• **Records for this task**
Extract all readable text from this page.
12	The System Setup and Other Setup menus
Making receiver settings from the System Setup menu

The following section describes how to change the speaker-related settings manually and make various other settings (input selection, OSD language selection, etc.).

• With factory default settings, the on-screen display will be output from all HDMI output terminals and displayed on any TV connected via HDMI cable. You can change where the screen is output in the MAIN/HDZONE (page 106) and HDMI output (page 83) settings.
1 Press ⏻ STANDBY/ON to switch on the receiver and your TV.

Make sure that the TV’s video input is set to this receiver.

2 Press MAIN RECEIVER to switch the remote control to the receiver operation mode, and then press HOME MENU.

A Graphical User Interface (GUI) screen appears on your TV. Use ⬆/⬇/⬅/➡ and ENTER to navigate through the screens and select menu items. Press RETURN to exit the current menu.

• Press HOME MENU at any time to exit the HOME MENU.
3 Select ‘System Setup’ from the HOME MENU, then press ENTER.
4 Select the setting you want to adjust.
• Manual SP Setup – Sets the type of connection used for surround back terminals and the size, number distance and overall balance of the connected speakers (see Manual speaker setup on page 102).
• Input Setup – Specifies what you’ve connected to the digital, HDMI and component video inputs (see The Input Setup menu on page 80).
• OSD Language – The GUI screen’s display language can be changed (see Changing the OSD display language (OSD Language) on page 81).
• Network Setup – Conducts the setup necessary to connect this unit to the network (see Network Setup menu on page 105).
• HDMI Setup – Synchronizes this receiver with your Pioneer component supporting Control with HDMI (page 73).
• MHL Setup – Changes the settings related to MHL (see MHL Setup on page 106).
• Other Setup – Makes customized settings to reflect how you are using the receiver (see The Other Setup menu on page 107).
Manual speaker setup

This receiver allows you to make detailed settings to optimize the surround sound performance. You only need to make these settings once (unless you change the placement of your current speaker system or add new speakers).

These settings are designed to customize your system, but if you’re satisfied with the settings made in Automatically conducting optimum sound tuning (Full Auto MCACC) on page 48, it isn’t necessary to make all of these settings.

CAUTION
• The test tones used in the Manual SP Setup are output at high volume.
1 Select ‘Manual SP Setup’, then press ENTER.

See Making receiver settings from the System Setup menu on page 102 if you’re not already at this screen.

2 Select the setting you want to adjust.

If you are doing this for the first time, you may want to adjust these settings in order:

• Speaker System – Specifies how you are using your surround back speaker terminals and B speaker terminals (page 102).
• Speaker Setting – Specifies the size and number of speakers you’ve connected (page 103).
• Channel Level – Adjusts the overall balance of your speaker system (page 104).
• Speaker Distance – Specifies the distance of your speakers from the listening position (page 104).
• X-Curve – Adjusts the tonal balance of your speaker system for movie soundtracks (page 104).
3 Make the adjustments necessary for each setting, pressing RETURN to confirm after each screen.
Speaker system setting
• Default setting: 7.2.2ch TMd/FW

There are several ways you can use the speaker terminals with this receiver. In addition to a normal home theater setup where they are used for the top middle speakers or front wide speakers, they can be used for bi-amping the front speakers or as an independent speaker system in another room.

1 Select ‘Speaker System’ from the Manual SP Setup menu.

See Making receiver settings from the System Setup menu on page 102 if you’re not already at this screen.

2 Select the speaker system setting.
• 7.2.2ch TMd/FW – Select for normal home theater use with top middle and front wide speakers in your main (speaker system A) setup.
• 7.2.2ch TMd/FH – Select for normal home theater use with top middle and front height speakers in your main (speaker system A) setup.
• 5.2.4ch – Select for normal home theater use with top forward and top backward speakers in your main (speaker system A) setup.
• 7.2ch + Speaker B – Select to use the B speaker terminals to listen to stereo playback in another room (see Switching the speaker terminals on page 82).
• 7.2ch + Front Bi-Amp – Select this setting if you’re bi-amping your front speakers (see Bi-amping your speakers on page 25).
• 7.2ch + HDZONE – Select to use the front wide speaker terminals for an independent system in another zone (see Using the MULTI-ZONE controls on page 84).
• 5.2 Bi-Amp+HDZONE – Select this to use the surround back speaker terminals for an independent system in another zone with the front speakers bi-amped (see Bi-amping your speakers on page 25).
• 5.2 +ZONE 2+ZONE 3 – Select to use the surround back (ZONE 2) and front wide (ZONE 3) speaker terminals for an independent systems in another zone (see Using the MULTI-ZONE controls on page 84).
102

• **Instructions for the task**
Every record above needs to be repeated word for word.

• **Task response**
Extract all readable text from this page.
12	The System Setup and Other Setup menus
Making receiver settings from the System Setup menu

The following section describes how to change the speaker-related settings manually and make various other settings (input selection, OSD language selection, etc.).

• With factory default settings, the on-screen display will be output from all HDMI output terminals and displayed on any TV connected via HDMI cable. You can change where the screen is output in the MAIN/HDZONE (page 106) and HDMI output (page 83) settings.
1 Press ⏻ STANDBY/ON to switch on the receiver and your TV.

Make sure that the TV’s video input is set to this receiver.

2 Press MAIN RECEIVER to switch the remote control to the receiver operation mode, and then press HOME MENU.

A Graphical User Interface (GUI) screen appears on your TV. Use ⬆/⬇/⬅/➡ and ENTER to navigate through the screens and select menu items. Press RETURN to exit the current menu.

• Press HOME MENU at any time to exit the HOME MENU.
3 Select ‘System Setup’ from the HOME MENU, then press ENTER.
4 Select the setting you want to adjust.
• Manual SP Setup – Sets the type of connection used for surround back terminals and the size, number distance and overall balance of the connected speakers (see Manual speaker setup on page 102).
• Input Setup – Specifies what you’ve connected to the digital, HDMI and component video inputs (see The Input Setup menu on page 80).
• OSD Language – The GUI screen’s display language can be changed (see Changing the OSD display language (OSD Language) on page 81).
• Network Setup – Conducts the setup necessary to connect this unit to the network (see Network Setup menu on page 105).
• HDMI Setup – Synchronizes this receiver with your Pioneer component supporting Control with HDMI (page 73).
• MHL Setup – Changes the settings related to MHL (see MHL Setup on page 106).
• Other Setup – Makes customized settings to reflect how you are using the receiver (see The Other Setup menu on page 107).
Manual speaker setup

This receiver allows you to make detailed settings to optimize the surround sound performance. You only need to make these settings once (unless you change the placement of your current speaker system or add new speakers).

These settings are designed to customize your system, but if you’re satisfied with the settings made in Automatically conducting optimum sound tuning (Full Auto MCACC) on page 48, it isn’t necessary to make all of these settings.

CAUTION
• The test tones used in the Manual SP Setup are output at high volume.
1 Select ‘Manual SP Setup’, then press ENTER.

See Making receiver settings from the System Setup menu on page 102 if you’re not already at this screen.

2 Select the setting you want to adjust.

If you are doing this for the first time, you may want to adjust these settings in order:

• Speaker System – Specifies how you are using your surround back speaker terminals and B speaker terminals (page 102).
• Speaker Setting – Specifies the size and number of speakers you’ve connected (page 103).
• Channel Level – Adjusts the overall balance of your speaker system (page 104).
• Speaker Distance – Specifies the distance of your speakers from the listening position (page 104).
• X-Curve – Adjusts the tonal balance of your speaker system for movie soundtracks (page 104).
3 Make the adjustments necessary for each setting, pressing RETURN to confirm after each screen.
Speaker system setting
• Default setting: 7.2.2ch TMd/FW

There are several ways you can use the speaker terminals with this receiver. In addition to a normal home theater setup where they are used for the top middle speakers or front wide speakers, they can be used for bi-amping the front speakers or as an independent speaker system in another room.

1 Select ‘Speaker System’ from the Manual SP Setup menu.

See Making receiver settings from the System Setup menu on page 102 if you’re not already at this screen.

2 Select the speaker system setting.
• 7.2.2ch TMd/FW – Select for normal home theater use with top middle and front wide speakers in your main (speaker system A) setup.
• 7.2.2ch TMd/FH – Select for normal home theater use with top middle and front height speakers in your main (speaker system A) setup.
• 5.2.4ch – Select for normal home theater use with top forward and top backward speakers in your main (speaker system A) setup.
• 7.2ch + Speaker B – Select to use the B speaker terminals to listen to stereo playback in another room (see Switching the speaker terminals on page 82).
• 7.2ch + Front Bi-Amp – Select this setting if you’re bi-amping your front speakers (see Bi-amping your speakers on page 25).
• 7.2ch + HDZONE – Select to use the front wide speaker terminals for an independent system in another zone (see Using the MULTI-ZONE controls on page 84).
• 5.2 Bi-Amp+HDZONE – Select this to use the surround back speaker terminals for an independent system in another zone with the front speakers bi-amped (see Bi-amping your speakers on page 25).
• 5.2 +ZONE 2+ZONE 3 – Select to use the surround back (ZONE 2) and front wide (ZONE 3) speaker terminals for an independent systems in another zone (see Using the MULTI-ZONE controls on page 84).
102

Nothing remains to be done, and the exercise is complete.